Retype the records below exactly as they appear, but leave out any pictures.

━━━━━━

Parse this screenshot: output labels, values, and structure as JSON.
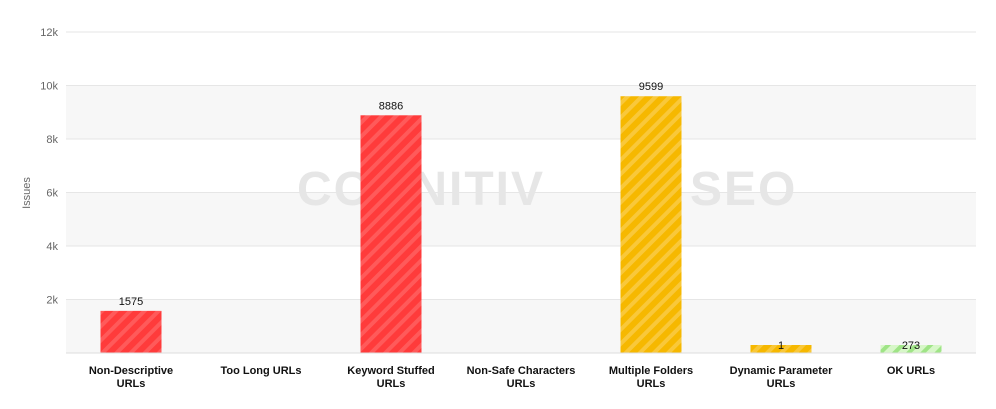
{
  "watermark": {
    "left": "COGNITIV",
    "right": "SEO"
  },
  "colors": {
    "red": "#ff3b3b",
    "yellow": "#f6b800",
    "green": "#b8f0a0",
    "grid": "#e6e6e6",
    "band": "#f7f7f7"
  },
  "chart_data": {
    "type": "bar",
    "ylabel": "Issues",
    "ylim": [
      0,
      12000
    ],
    "yticks": [
      {
        "value": 2000,
        "label": "2k"
      },
      {
        "value": 4000,
        "label": "4k"
      },
      {
        "value": 6000,
        "label": "6k"
      },
      {
        "value": 8000,
        "label": "8k"
      },
      {
        "value": 10000,
        "label": "10k"
      },
      {
        "value": 12000,
        "label": "12k"
      }
    ],
    "grid": true,
    "categories": [
      [
        "Non-Descriptive",
        "URLs"
      ],
      [
        "Too Long URLs"
      ],
      [
        "Keyword Stuffed",
        "URLs"
      ],
      [
        "Non-Safe Characters",
        "URLs"
      ],
      [
        "Multiple Folders",
        "URLs"
      ],
      [
        "Dynamic Parameter",
        "URLs"
      ],
      [
        "OK URLs"
      ]
    ],
    "values": [
      1575,
      null,
      8886,
      null,
      9599,
      1,
      273
    ],
    "data_labels": [
      "1575",
      "",
      "8886",
      "",
      "9599",
      "1",
      "273"
    ],
    "bar_colors": [
      "red",
      "red",
      "red",
      "red",
      "yellow",
      "yellow",
      "green"
    ]
  }
}
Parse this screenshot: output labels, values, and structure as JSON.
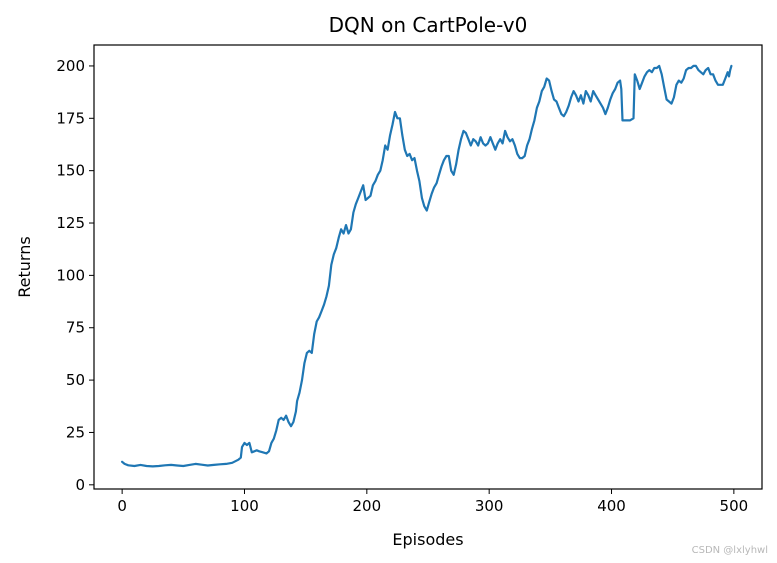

━━━━━━

** CORRECT ANSWER **
Parse this screenshot: output labels, values, and structure as JSON.
{
  "watermark": {
    "left": "COGNITIV",
    "right": "SEO"
  },
  "colors": {
    "red": "#ff3b3b",
    "yellow": "#f6b800",
    "green": "#b8f0a0",
    "grid": "#e6e6e6",
    "band": "#f7f7f7"
  },
  "chart_data": {
    "type": "bar",
    "ylabel": "Issues",
    "ylim": [
      0,
      12000
    ],
    "yticks": [
      {
        "value": 2000,
        "label": "2k"
      },
      {
        "value": 4000,
        "label": "4k"
      },
      {
        "value": 6000,
        "label": "6k"
      },
      {
        "value": 8000,
        "label": "8k"
      },
      {
        "value": 10000,
        "label": "10k"
      },
      {
        "value": 12000,
        "label": "12k"
      }
    ],
    "grid": true,
    "categories": [
      [
        "Non-Descriptive",
        "URLs"
      ],
      [
        "Too Long URLs"
      ],
      [
        "Keyword Stuffed",
        "URLs"
      ],
      [
        "Non-Safe Characters",
        "URLs"
      ],
      [
        "Multiple Folders",
        "URLs"
      ],
      [
        "Dynamic Parameter",
        "URLs"
      ],
      [
        "OK URLs"
      ]
    ],
    "values": [
      1575,
      null,
      8886,
      null,
      9599,
      1,
      273
    ],
    "data_labels": [
      "1575",
      "",
      "8886",
      "",
      "9599",
      "1",
      "273"
    ],
    "bar_colors": [
      "red",
      "red",
      "red",
      "red",
      "yellow",
      "yellow",
      "green"
    ]
  }
}
Parse this screenshot: output labels, values, and structure as JSON.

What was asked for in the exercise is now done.